Leave out the pictures and copy every record exactly.
[start of Given records]
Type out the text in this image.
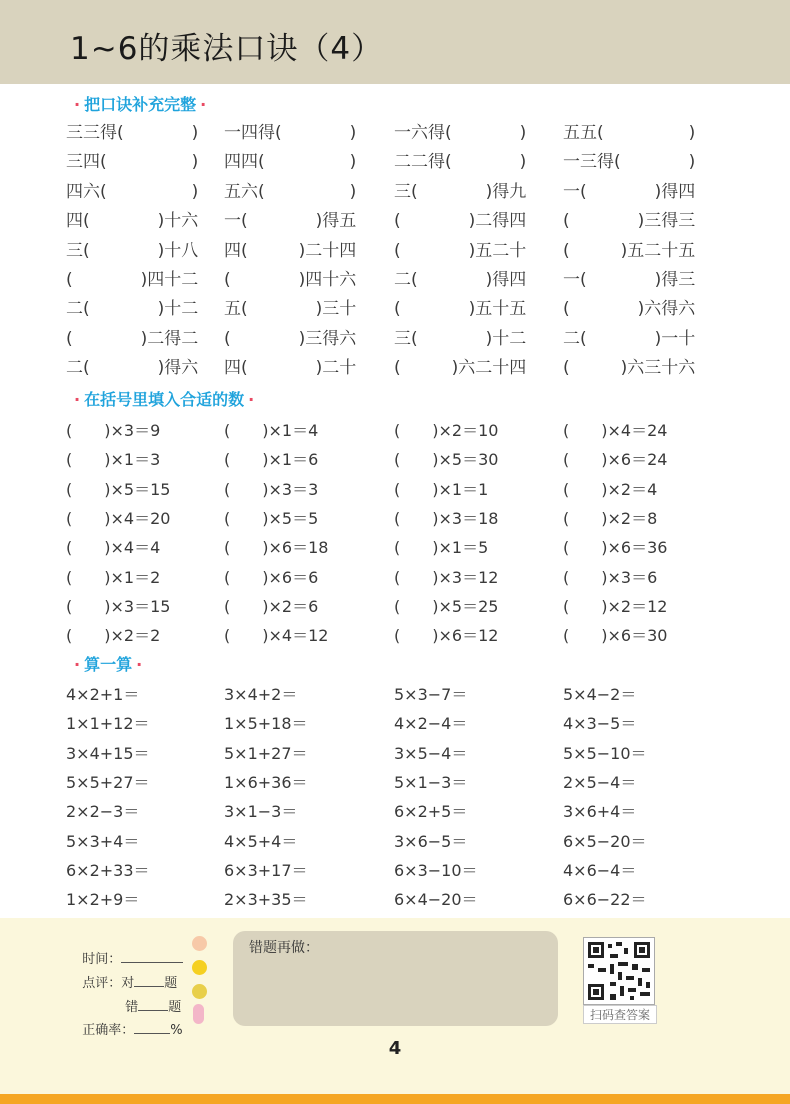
1~6的乘法口诀（4）
· 把口诀补充完整 ·
三三得(　　　　) 一四得(　　　　) 一六得(　　　　) 五五(　　　　　)
三四(　　　　　) 四四(　　　　　) 二二得(　　　　) 一三得(　　　　)
四六(　　　　　) 五六(　　　　　) 三(　　　　)得九 一(　　　　)得四
四(　　　　)十六 一(　　　　)得五 (　　　　)二得四 (　　　　)三得三
三(　　　　)十八 四(　　　)二十四 (　　　　)五二十 (　　　)五二十五
(　　　　)四十二 (　　　　)四十六 二(　　　　)得四 一(　　　　)得三
二(　　　　)十二 五(　　　　)三十 (　　　　)五十五 (　　　　)六得六
(　　　　)二得二 (　　　　)三得六 三(　　　　)十二 二(　　　　)一十
二(　　　　)得六 四(　　　　)二十 (　　　)六二十四 (　　　)六三十六
· 在括号里填入合适的数 ·
(　　)×3＝9	(　　)×1＝4	(　　)×2＝10	(　　)×4＝24
(　　)×1＝3	(　　)×1＝6	(　　)×5＝30	(　　)×6＝24
(　　)×5＝15	(　　)×3＝3	(　　)×1＝1	(　　)×2＝4
(　　)×4＝20	(　　)×5＝5	(　　)×3＝18	(　　)×2＝8
(　　)×4＝4	(　　)×6＝18	(　　)×1＝5	(　　)×6＝36
(　　)×1＝2	(　　)×6＝6	(　　)×3＝12	(　　)×3＝6
(　　)×3＝15	(　　)×2＝6	(　　)×5＝25	(　　)×2＝12
(　　)×2＝2	(　　)×4＝12	(　　)×6＝12	(　　)×6＝30
· 算一算 ·
4×2+1＝	3×4+2＝	5×3−7＝	5×4−2＝
1×1+12＝	1×5+18＝	4×2−4＝	4×3−5＝
3×4+15＝	5×1+27＝	3×5−4＝	5×5−10＝
5×5+27＝	1×6+36＝	5×1−3＝	2×5−4＝
2×2−3＝	3×1−3＝	6×2+5＝	3×6+4＝
5×3+4＝	4×5+4＝	3×6−5＝	6×5−20＝
6×2+33＝	6×3+17＝	6×3−10＝	4×6−4＝
1×2+9＝	2×3+35＝	6×4−20＝	6×6−22＝

时间：

点评：对 题

错 题

正确率：	%

错题再做：
扫码查答案
4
[end of Given records]
#### Reply to the task:
Type out the text in this image.
1~6的乘法口诀（4）
· 把口诀补充完整 ·
三三得(　　　　) 一四得(　　　　) 一六得(　　　　) 五五(　　　　　)
三四(　　　　　) 四四(　　　　　) 二二得(　　　　) 一三得(　　　　)
四六(　　　　　) 五六(　　　　　) 三(　　　　)得九 一(　　　　)得四
四(　　　　)十六 一(　　　　)得五 (　　　　)二得四 (　　　　)三得三
三(　　　　)十八 四(　　　)二十四 (　　　　)五二十 (　　　)五二十五
(　　　　)四十二 (　　　　)四十六 二(　　　　)得四 一(　　　　)得三
二(　　　　)十二 五(　　　　)三十 (　　　　)五十五 (　　　　)六得六
(　　　　)二得二 (　　　　)三得六 三(　　　　)十二 二(　　　　)一十
二(　　　　)得六 四(　　　　)二十 (　　　)六二十四 (　　　)六三十六
· 在括号里填入合适的数 ·
(　　)×3＝9	(　　)×1＝4	(　　)×2＝10	(　　)×4＝24
(　　)×1＝3	(　　)×1＝6	(　　)×5＝30	(　　)×6＝24
(　　)×5＝15	(　　)×3＝3	(　　)×1＝1	(　　)×2＝4
(　　)×4＝20	(　　)×5＝5	(　　)×3＝18	(　　)×2＝8
(　　)×4＝4	(　　)×6＝18	(　　)×1＝5	(　　)×6＝36
(　　)×1＝2	(　　)×6＝6	(　　)×3＝12	(　　)×3＝6
(　　)×3＝15	(　　)×2＝6	(　　)×5＝25	(　　)×2＝12
(　　)×2＝2	(　　)×4＝12	(　　)×6＝12	(　　)×6＝30
· 算一算 ·
4×2+1＝	3×4+2＝	5×3−7＝	5×4−2＝
1×1+12＝	1×5+18＝	4×2−4＝	4×3−5＝
3×4+15＝	5×1+27＝	3×5−4＝	5×5−10＝
5×5+27＝	1×6+36＝	5×1−3＝	2×5−4＝
2×2−3＝	3×1−3＝	6×2+5＝	3×6+4＝
5×3+4＝	4×5+4＝	3×6−5＝	6×5−20＝
6×2+33＝	6×3+17＝	6×3−10＝	4×6−4＝
1×2+9＝	2×3+35＝	6×4−20＝	6×6−22＝

时间：

点评：对 题

错 题

正确率：	%

错题再做：
扫码查答案
4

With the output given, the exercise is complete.